*EXERCISE*.
Select and copy out every line in the records containing "хочет".

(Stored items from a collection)
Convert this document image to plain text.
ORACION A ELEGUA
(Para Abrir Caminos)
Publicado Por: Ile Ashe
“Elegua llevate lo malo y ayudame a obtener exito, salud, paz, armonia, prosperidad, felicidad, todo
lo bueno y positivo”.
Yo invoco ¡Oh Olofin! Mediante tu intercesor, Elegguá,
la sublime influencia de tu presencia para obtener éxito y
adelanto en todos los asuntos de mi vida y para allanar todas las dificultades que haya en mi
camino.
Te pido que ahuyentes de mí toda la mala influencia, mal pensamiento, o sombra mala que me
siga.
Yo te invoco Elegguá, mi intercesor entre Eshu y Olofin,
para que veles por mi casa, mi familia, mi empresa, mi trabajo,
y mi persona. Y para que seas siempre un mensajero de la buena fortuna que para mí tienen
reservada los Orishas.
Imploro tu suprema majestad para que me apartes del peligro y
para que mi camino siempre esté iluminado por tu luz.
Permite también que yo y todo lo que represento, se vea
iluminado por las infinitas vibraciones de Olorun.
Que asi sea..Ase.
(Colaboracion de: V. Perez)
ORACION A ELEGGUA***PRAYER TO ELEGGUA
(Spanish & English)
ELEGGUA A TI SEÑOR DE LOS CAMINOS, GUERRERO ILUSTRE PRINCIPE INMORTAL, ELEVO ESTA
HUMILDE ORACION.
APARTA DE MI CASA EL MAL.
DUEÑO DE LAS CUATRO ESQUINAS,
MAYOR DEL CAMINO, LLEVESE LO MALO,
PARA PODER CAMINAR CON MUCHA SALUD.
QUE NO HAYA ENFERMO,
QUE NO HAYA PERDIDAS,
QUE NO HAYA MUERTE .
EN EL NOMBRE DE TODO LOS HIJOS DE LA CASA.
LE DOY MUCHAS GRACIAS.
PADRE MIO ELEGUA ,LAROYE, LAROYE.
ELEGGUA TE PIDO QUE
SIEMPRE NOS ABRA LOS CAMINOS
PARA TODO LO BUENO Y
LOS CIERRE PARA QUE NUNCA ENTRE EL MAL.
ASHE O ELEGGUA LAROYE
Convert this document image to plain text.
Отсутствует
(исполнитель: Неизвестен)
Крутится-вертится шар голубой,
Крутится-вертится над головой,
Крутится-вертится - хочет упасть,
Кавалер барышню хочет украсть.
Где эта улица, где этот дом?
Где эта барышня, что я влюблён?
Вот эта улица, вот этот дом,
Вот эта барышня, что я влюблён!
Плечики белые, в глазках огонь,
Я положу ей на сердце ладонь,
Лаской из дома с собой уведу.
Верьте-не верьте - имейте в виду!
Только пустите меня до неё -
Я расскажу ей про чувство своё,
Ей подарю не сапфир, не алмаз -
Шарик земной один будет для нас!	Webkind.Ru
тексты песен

*EXPECTED ANSWER*.
Крутится-вертится - хочет упасть,
Кавалер барышню хочет украсть.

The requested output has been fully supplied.